DATA SUPPLIED:
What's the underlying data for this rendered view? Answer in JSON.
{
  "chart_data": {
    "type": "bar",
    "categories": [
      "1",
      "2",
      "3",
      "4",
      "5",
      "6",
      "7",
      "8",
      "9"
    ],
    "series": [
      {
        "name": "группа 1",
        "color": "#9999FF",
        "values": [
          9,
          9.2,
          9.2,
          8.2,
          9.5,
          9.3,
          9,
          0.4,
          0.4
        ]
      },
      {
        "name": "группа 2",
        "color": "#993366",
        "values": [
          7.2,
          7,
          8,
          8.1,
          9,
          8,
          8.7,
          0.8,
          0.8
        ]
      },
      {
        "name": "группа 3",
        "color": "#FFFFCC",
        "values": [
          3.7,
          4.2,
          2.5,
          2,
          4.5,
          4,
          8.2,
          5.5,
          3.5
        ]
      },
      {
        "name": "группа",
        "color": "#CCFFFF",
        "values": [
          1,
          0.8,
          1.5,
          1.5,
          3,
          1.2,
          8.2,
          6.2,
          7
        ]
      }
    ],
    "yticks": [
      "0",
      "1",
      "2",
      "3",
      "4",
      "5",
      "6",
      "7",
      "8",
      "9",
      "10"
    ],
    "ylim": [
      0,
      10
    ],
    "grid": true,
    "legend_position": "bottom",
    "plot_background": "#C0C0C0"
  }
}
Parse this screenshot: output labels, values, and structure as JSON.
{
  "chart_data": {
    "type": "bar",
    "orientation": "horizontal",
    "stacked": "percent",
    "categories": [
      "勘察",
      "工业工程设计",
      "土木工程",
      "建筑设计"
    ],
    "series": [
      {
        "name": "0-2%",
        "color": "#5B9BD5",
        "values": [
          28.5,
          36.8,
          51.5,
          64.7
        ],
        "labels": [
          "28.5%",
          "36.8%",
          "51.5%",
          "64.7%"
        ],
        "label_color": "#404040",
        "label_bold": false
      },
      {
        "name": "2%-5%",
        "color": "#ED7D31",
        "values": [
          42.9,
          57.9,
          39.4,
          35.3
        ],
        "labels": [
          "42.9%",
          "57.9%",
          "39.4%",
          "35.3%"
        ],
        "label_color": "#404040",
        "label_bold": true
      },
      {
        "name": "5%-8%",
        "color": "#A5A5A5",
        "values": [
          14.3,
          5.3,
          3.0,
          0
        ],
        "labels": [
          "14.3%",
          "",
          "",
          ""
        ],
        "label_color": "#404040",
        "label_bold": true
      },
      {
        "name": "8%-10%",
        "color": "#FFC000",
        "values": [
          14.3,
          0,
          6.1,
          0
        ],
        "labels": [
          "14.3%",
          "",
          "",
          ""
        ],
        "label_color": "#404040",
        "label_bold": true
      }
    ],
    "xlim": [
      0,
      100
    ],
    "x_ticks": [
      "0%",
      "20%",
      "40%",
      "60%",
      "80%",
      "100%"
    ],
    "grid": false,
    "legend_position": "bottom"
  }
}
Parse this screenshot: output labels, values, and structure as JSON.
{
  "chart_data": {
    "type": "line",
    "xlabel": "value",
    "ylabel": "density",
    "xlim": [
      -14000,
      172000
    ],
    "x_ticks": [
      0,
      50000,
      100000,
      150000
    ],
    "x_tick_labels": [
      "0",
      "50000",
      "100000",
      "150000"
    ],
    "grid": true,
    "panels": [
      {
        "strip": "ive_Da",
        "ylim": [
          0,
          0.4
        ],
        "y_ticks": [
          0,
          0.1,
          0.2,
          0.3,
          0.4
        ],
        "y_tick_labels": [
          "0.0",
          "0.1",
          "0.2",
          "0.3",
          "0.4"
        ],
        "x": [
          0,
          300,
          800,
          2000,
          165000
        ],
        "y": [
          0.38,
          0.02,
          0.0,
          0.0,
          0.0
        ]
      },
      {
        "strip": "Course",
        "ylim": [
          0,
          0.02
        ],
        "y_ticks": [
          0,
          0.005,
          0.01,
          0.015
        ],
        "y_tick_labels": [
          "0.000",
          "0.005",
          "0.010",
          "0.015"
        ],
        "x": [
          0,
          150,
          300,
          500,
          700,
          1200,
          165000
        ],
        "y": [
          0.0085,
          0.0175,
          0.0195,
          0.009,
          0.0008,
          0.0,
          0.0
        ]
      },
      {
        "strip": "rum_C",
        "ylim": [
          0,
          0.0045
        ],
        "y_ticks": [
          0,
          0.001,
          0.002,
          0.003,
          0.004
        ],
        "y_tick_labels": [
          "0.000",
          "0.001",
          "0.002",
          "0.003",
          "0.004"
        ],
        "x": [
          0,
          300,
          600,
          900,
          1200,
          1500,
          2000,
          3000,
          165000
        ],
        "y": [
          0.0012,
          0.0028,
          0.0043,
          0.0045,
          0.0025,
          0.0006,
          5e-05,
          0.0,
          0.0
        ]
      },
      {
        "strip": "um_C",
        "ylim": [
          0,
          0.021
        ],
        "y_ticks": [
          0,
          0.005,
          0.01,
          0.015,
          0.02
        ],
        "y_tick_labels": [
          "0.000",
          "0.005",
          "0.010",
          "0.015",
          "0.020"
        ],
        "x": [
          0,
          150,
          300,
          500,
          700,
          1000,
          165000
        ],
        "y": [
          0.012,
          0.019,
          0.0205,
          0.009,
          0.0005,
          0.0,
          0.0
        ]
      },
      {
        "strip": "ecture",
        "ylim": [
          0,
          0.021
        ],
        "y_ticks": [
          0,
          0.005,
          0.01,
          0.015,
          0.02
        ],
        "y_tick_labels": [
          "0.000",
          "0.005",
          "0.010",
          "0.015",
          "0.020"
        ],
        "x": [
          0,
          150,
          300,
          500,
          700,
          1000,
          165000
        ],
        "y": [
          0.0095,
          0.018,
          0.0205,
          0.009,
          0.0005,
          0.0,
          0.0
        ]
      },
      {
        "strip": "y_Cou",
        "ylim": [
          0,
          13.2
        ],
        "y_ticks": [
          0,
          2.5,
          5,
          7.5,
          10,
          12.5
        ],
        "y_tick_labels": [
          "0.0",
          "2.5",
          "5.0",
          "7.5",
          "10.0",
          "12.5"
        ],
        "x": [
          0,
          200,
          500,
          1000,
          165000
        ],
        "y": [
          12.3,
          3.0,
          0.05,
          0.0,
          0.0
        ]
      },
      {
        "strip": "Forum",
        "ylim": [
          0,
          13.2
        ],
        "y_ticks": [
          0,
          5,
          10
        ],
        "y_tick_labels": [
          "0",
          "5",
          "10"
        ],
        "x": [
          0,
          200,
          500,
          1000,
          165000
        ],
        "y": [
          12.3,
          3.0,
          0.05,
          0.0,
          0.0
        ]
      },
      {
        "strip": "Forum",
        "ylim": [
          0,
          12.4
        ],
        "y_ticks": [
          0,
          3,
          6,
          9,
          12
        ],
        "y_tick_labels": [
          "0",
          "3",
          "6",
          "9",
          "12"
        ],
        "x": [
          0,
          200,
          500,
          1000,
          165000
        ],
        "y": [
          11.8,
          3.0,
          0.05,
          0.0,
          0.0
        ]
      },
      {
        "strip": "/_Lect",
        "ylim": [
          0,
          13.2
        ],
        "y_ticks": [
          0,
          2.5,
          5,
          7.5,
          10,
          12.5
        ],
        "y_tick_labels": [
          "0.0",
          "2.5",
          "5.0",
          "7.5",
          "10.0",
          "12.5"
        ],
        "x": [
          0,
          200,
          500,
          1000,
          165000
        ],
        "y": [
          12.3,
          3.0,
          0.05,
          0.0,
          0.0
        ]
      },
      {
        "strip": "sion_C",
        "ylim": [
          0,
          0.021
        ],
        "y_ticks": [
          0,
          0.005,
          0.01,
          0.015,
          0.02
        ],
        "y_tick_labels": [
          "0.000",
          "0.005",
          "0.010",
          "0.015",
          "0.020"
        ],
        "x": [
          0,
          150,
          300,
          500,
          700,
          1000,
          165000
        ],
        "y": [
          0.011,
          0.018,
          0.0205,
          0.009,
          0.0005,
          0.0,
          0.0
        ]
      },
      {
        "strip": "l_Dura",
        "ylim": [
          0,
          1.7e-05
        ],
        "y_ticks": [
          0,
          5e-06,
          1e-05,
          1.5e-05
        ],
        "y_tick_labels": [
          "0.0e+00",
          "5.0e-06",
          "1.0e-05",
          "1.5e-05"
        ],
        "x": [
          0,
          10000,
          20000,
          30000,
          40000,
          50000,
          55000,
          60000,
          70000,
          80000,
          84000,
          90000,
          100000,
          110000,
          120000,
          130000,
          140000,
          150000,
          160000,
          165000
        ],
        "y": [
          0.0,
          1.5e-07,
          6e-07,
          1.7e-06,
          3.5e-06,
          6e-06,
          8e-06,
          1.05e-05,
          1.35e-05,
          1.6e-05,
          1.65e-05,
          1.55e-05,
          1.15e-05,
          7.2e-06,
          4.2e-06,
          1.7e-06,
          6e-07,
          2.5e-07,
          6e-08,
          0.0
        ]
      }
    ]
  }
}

DESCRIPTION OF THE TASK: Identify and copy all lines with the word "группа".

RESULT FOR THIS TASK:
        "name": "группа 1",
        "name": "группа 2",
        "name": "группа 3",
        "name": "группа",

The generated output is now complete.